-- BEGIN --
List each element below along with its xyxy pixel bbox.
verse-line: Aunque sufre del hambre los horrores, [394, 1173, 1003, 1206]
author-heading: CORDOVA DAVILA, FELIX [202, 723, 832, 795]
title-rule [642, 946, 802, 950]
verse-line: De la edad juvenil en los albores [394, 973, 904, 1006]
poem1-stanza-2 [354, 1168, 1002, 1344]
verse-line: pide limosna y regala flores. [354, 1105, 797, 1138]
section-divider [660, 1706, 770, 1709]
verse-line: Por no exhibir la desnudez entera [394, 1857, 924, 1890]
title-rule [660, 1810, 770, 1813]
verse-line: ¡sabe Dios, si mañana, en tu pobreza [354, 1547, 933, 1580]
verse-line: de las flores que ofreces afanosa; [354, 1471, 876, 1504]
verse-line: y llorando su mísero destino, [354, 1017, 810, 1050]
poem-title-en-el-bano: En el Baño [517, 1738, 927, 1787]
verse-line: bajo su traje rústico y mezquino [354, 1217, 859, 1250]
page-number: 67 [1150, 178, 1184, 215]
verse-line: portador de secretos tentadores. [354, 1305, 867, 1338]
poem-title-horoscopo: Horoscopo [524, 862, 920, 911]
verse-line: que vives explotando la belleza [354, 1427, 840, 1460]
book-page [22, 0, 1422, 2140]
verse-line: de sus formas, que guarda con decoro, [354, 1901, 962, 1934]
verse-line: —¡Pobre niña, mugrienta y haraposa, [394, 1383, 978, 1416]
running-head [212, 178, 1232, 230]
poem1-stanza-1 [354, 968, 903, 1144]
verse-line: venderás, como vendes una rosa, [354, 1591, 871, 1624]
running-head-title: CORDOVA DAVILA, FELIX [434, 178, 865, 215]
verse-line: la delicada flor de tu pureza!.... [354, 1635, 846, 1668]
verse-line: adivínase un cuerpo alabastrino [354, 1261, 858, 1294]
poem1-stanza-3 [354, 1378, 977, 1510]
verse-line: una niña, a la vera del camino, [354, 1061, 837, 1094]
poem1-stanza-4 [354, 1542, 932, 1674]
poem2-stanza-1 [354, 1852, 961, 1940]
-- END --
-- BEGIN --
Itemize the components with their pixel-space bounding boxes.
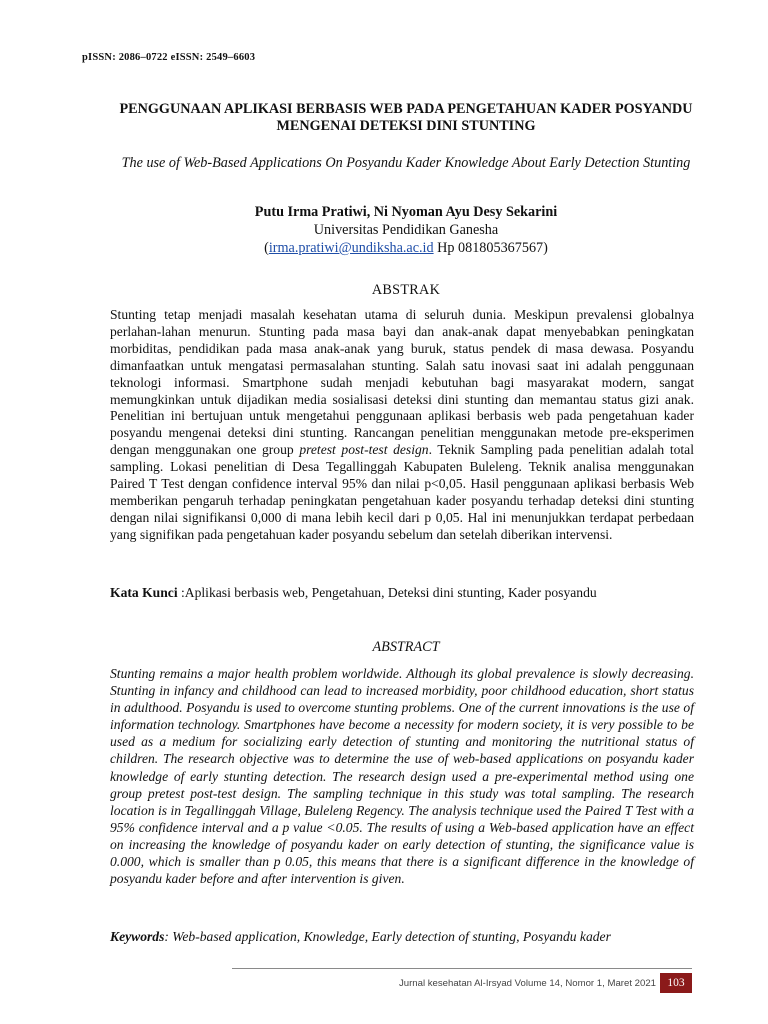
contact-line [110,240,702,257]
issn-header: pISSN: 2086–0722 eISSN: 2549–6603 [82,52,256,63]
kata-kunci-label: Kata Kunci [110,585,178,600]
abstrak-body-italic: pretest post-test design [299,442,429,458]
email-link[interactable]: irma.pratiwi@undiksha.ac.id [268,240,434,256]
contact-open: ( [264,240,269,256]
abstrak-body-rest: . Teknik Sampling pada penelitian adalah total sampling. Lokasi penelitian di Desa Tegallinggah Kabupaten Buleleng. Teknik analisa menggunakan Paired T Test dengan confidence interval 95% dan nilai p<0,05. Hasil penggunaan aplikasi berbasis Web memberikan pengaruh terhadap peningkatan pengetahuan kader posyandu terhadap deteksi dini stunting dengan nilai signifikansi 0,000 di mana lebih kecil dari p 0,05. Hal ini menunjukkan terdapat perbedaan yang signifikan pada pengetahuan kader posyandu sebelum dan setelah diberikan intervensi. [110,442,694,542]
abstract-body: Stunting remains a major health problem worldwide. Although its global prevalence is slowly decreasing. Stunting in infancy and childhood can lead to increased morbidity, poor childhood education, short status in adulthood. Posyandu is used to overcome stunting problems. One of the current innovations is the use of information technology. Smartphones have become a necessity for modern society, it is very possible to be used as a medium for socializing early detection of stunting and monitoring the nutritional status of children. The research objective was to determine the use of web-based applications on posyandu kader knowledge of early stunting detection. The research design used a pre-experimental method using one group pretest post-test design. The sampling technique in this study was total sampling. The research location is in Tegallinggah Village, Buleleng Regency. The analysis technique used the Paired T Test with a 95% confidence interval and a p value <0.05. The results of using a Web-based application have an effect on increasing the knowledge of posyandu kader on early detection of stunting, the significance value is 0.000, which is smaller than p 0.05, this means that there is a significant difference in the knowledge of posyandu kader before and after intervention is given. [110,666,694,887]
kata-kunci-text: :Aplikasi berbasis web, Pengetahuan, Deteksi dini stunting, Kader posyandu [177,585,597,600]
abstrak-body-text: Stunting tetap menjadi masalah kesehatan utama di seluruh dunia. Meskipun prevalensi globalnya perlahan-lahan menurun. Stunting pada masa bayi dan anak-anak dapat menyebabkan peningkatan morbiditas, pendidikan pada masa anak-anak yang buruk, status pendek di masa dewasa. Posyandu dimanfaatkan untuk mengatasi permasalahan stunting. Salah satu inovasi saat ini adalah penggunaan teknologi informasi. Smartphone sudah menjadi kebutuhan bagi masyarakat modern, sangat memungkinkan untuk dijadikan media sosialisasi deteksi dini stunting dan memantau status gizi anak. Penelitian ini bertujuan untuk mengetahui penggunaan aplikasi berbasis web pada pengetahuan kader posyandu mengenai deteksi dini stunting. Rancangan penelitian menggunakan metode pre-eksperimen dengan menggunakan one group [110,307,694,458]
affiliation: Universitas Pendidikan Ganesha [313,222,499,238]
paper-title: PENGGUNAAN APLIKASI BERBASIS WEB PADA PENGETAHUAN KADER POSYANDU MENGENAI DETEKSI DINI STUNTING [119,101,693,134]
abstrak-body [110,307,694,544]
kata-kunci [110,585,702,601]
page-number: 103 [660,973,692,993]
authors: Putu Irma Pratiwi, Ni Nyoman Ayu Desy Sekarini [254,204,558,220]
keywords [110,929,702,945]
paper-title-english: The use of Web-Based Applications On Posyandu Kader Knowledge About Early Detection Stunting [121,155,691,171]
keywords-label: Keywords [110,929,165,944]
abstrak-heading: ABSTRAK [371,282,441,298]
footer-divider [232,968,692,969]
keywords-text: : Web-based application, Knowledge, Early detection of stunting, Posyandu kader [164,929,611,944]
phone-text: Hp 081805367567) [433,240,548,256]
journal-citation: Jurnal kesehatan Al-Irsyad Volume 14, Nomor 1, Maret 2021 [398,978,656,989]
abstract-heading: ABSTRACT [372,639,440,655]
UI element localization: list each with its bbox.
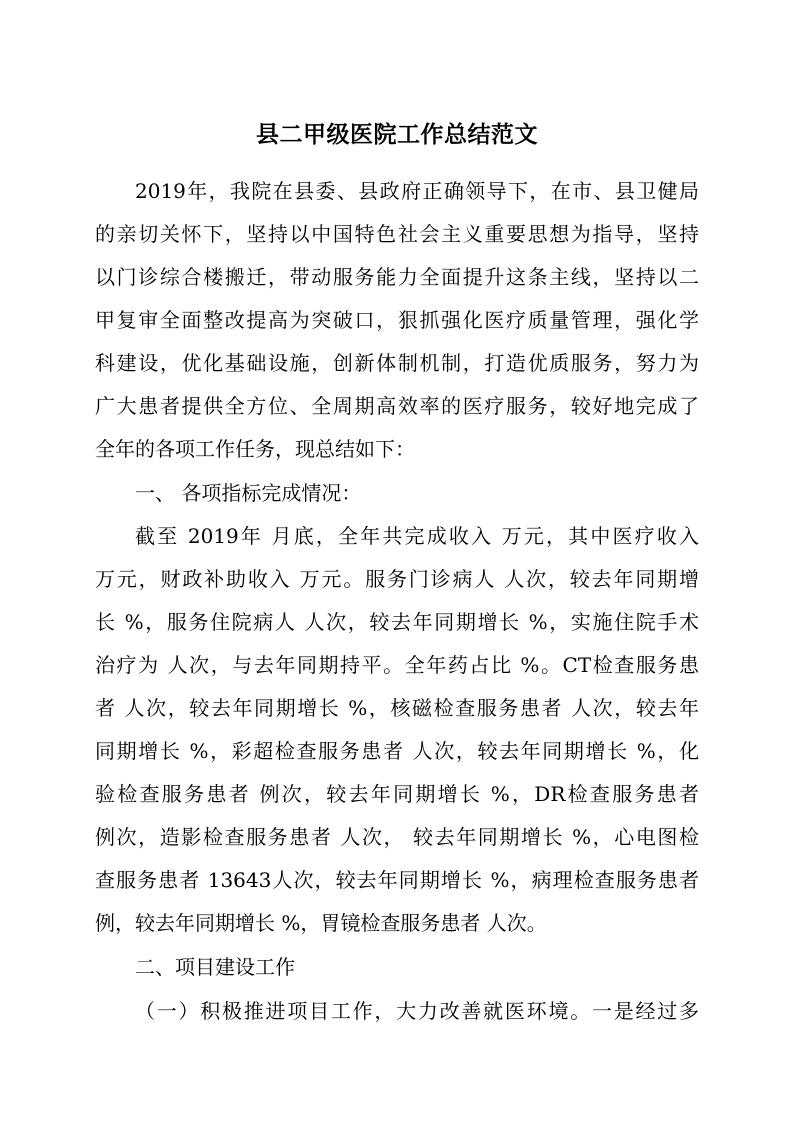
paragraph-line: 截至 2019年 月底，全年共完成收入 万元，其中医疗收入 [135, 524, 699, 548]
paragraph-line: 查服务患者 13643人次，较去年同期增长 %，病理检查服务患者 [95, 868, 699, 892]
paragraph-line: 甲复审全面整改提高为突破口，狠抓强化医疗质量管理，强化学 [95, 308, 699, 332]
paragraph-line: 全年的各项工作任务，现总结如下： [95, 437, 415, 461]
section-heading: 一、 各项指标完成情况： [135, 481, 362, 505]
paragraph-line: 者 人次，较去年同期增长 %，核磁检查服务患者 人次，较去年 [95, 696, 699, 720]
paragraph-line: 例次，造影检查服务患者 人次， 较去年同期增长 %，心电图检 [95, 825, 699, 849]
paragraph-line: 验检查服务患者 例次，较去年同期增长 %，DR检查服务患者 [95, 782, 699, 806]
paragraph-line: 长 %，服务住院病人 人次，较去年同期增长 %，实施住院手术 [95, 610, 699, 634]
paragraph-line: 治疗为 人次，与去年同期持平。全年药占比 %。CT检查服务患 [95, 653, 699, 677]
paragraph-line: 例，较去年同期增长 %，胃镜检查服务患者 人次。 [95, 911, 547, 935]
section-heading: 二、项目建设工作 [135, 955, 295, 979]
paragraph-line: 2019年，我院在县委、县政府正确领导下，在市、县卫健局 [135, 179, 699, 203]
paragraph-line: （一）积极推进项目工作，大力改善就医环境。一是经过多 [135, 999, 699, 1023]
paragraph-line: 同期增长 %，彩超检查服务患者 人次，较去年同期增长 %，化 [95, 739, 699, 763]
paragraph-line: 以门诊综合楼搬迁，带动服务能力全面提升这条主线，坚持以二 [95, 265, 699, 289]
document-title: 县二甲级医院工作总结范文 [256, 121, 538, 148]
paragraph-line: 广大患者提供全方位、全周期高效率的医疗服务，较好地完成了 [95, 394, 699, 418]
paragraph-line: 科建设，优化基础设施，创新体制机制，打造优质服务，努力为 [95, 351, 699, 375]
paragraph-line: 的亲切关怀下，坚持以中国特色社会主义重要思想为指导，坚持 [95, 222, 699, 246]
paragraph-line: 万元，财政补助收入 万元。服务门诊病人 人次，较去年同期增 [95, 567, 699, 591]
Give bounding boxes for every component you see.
-- END --
[EXERCISE DESCRIPTION]
Rewrite the lines from the one containing "paragraph-line: 截至 2019年" to the one containing "Give bounding boxes", swapping "paragraph-line" for "text-line" and leaving everything else unchanged.

[FINISHED EXERCISE]
text-line: 截至 2019年 月底，全年共完成收入 万元，其中医疗收入 [135, 524, 699, 548]
text-line: 查服务患者 13643人次，较去年同期增长 %，病理检查服务患者 [95, 868, 699, 892]
text-line: 甲复审全面整改提高为突破口，狠抓强化医疗质量管理，强化学 [95, 308, 699, 332]
text-line: 全年的各项工作任务，现总结如下： [95, 437, 415, 461]
section-heading: 一、 各项指标完成情况： [135, 481, 362, 505]
text-line: 者 人次，较去年同期增长 %，核磁检查服务患者 人次，较去年 [95, 696, 699, 720]
text-line: 例次，造影检查服务患者 人次， 较去年同期增长 %，心电图检 [95, 825, 699, 849]
text-line: 验检查服务患者 例次，较去年同期增长 %，DR检查服务患者 [95, 782, 699, 806]
text-line: 长 %，服务住院病人 人次，较去年同期增长 %，实施住院手术 [95, 610, 699, 634]
text-line: 治疗为 人次，与去年同期持平。全年药占比 %。CT检查服务患 [95, 653, 699, 677]
text-line: 例，较去年同期增长 %，胃镜检查服务患者 人次。 [95, 911, 547, 935]
section-heading: 二、项目建设工作 [135, 955, 295, 979]
text-line: 2019年，我院在县委、县政府正确领导下，在市、县卫健局 [135, 179, 699, 203]
text-line: （一）积极推进项目工作，大力改善就医环境。一是经过多 [135, 999, 699, 1023]
text-line: 同期增长 %，彩超检查服务患者 人次，较去年同期增长 %，化 [95, 739, 699, 763]
text-line: 以门诊综合楼搬迁，带动服务能力全面提升这条主线，坚持以二 [95, 265, 699, 289]
document-title: 县二甲级医院工作总结范文 [256, 121, 538, 148]
text-line: 广大患者提供全方位、全周期高效率的医疗服务，较好地完成了 [95, 394, 699, 418]
text-line: 科建设，优化基础设施，创新体制机制，打造优质服务，努力为 [95, 351, 699, 375]
text-line: 的亲切关怀下，坚持以中国特色社会主义重要思想为指导，坚持 [95, 222, 699, 246]
text-line: 万元，财政补助收入 万元。服务门诊病人 人次，较去年同期增 [95, 567, 699, 591]
Give bounding boxes for every component you see.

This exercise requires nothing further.